#### [WRITTEN INSTRUCTION]
Go through the lines below. Copy those with "tagjait".
[Start RECORDS SHOWN]
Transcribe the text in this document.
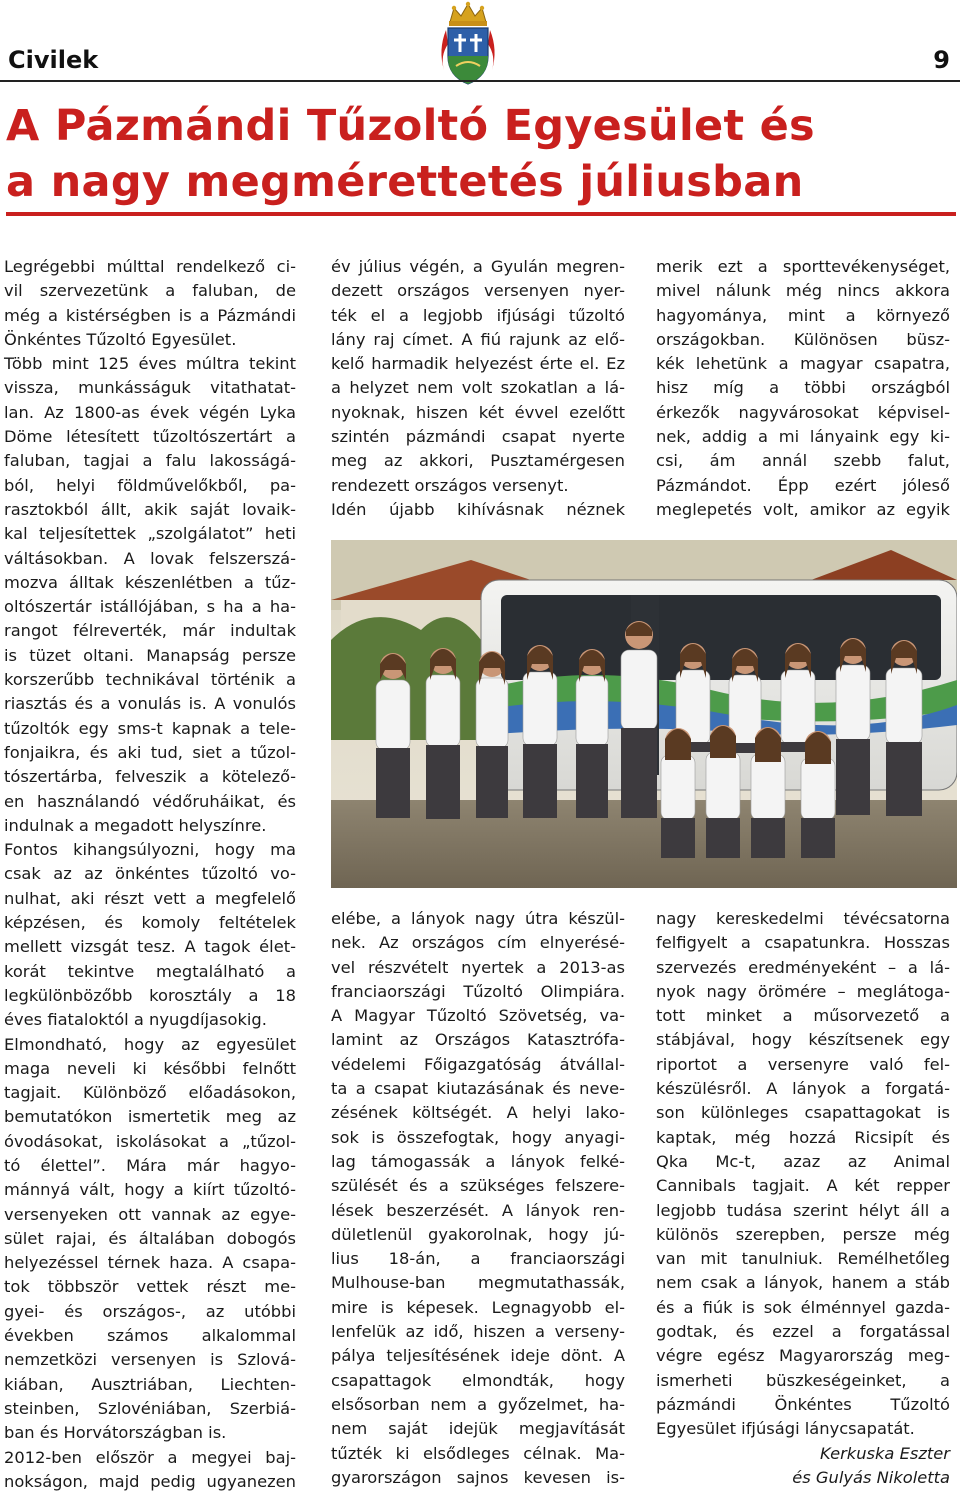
Civilek	9
A Pázmándi Tűzoltó Egyesület és
a nagy megmérettetés júliusban
Legrégebbi múlttal rendelkező ci-
vil szervezetünk a faluban, de
még a kistérségben is a Pázmándi
Önkéntes Tűzoltó Egyesület.
Több mint 125 éves múltra tekint
vissza, munkásságuk vitathatat-
lan. Az 1800-as évek végén Lyka
Döme létesített tűzoltószertárt a
faluban, tagjai a falu lakosságá-
ból, helyi földművelőkből, pa-
rasztokból állt, akik saját lovaik-
kal teljesítettek „szolgálatot” heti
váltásokban. A lovak felszerszá-
mozva álltak készenlétben a tűz-
oltószertár istállójában, s ha a ha-
rangot félreverték, már indultak
is tüzet oltani. Manapság persze
korszerűbb technikával történik a
riasztás és a vonulás is. A vonulós
tűzoltók egy sms-t kapnak a tele-
fonjaikra, és aki tud, siet a tűzol-
tószertárba, felveszik a kötelező-
en használandó védőruháikat, és
indulnak a megadott helyszínre.
Fontos kihangsúlyozni, hogy ma
csak az az önkéntes tűzoltó vo-
nulhat, aki részt vett a megfelelő
képzésen, és komoly feltételek
mellett vizsgát tesz. A tagok élet-
korát tekintve megtalálható a
legkülönbözőbb korosztály a 18
éves fiataloktól a nyugdíjasokig.
Elmondható, hogy az egyesület
maga neveli ki későbbi felnőtt
tagjait. Különböző előadásokon,
bemutatókon ismertetik meg az
óvodásokat, iskolásokat a „tűzol-
tó élettel”. Mára már hagyo-
mánnyá vált, hogy a kiírt tűzoltó-
versenyeken ott vannak az egye-
sület rajai, és általában dobogós
helyezéssel térnek haza. A csapa-
tok többször vettek részt me-
gyei- és országos-, az utóbbi
években számos alkalommal
nemzetközi versenyen is Szlová-
kiában, Ausztriában, Liechten-
steinben, Szlovéniában, Szerbiá-
ban és Horvátországban is.
2012-ben először a megyei baj-
nokságon, majd pedig ugyanezen
év július végén, a Gyulán megren-
dezett országos versenyen nyer-
ték el a legjobb ifjúsági tűzoltó
lány raj címet. A fiú rajunk az elő-
kelő harmadik helyezést érte el. Ez
a helyzet nem volt szokatlan a lá-
nyoknak, hiszen két évvel ezelőtt
szintén pázmándi csapat nyerte
meg az akkori, Pusztamérgesen
rendezett országos versenyt.
Idén újabb kihívásnak néznek
merik ezt a sporttevékenységet,
mivel nálunk még nincs akkora
hagyománya, mint a környező
országokban. Különösen büsz-
kék lehetünk a magyar csapatra,
hisz míg a többi országból
érkezők nagyvárosokat képvisel-
nek, addig a mi lányaink egy ki-
csi, ám annál szebb falut,
Pázmándot. Épp ezért jóleső
meglepetés volt, amikor az egyik
elébe, a lányok nagy útra készül-
nek. Az országos cím elnyerésé-
vel részvételt nyertek a 2013-as
franciaországi Tűzoltó Olimpiára.
A Magyar Tűzoltó Szövetség, va-
lamint az Országos Katasztrófa-
védelemi Főigazgatóság átvállal-
ta a csapat kiutazásának és neve-
zésének költségét. A helyi lako-
sok is összefogtak, hogy anyagi-
lag támogassák a lányok felké-
szülését és a szükséges felszere-
lések beszerzését. A lányok ren-
dületlenül gyakorolnak, hogy jú-
lius 18-án, a franciaországi
Mulhouse-ban megmutathassák,
mire is képesek. Legnagyobb el-
lenfelük az idő, hiszen a verseny-
pálya teljesítésének ideje dönt. A
csapattagok elmondták, hogy
elsősorban nem a győzelmet, ha-
nem saját idejük megjavítását
tűzték ki elsődleges célnak. Ma-
gyarországon sajnos kevesen is-
nagy kereskedelmi tévécsatorna
felfigyelt a csapatunkra. Hosszas
szervezés eredményeként – a lá-
nyok nagy örömére – meglátoga-
tott minket a műsorvezető a
stábjával, hogy készítsenek egy
riportot a versenyre való fel-
készülésről. A lányok a forgatá-
son különleges csapattagokat is
kaptak, még hozzá Ricsipít és
Qka Mc-t, azaz az Animal
Cannibals tagjait. A két repper
legjobb tudása szerint hélyt áll a
különös szerepben, persze még
van mit tanulniuk. Remélhetőleg
nem csak a lányok, hanem a stáb
és a fiúk is sok élménnyel gazda-
godtak, és ezzel a forgatással
végre egész Magyarország meg-
ismerheti büszkeségeinket, a
pázmándi Önkéntes Tűzoltó
Egyesület ifjúsági lánycsapatát.
Kerkuska Eszter
és Gulyás Nikoletta
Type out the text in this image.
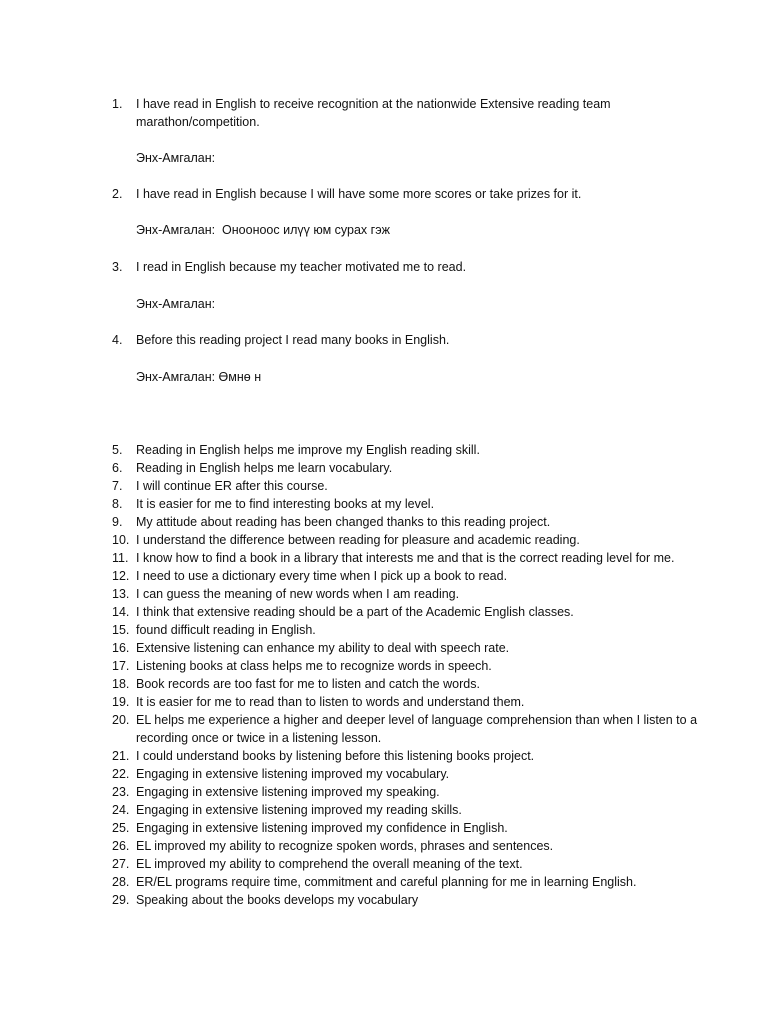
1. I have read in English to receive recognition at the nationwide Extensive reading team marathon/competition.
Энх-Амгалан:
2. I have read in English because I will have some more scores or take prizes for it.
Энх-Амгалан:  Онооноос илүү юм сурах гэж
3. I read in English because my teacher motivated me to read.
Энх-Амгалан:
4. Before this reading project I read many books in English.
Энх-Амгалан: Өмнө н
5. Reading in English helps me improve my English reading skill.
6. Reading in English helps me learn vocabulary.
7. I will continue ER after this course.
8. It is easier for me to find interesting books at my level.
9. My attitude about reading has been changed thanks to this reading project.
10. I understand the difference between reading for pleasure and academic reading.
11. I know how to find a book in a library that interests me and that is the correct reading level for me.
12. I need to use a dictionary every time when I pick up a book to read.
13. I can guess the meaning of new words when I am reading.
14. I think that extensive reading should be a part of the Academic English classes.
15. found difficult reading in English.
16. Extensive listening can enhance my ability to deal with speech rate.
17. Listening books at class helps me to recognize words in speech.
18. Book records are too fast for me to listen and catch the words.
19. It is easier for me to read than to listen to words and understand them.
20. EL helps me experience a higher and deeper level of language comprehension than when I listen to a recording once or twice in a listening lesson.
21. I could understand books by listening before this listening books project.
22. Engaging in extensive listening improved my vocabulary.
23. Engaging in extensive listening improved my speaking.
24. Engaging in extensive listening improved my reading skills.
25. Engaging in extensive listening improved my confidence in English.
26. EL improved my ability to recognize spoken words, phrases and sentences.
27. EL improved my ability to comprehend the overall meaning of the text.
28. ER/EL programs require time, commitment and careful planning for me in learning English.
29. Speaking about the books develops my vocabulary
[End RECORDS SHOWN]
#### [EXERCISE OUTPUT]
tagjait. Különböző előadásokon,
Cannibals tagjait. A két repper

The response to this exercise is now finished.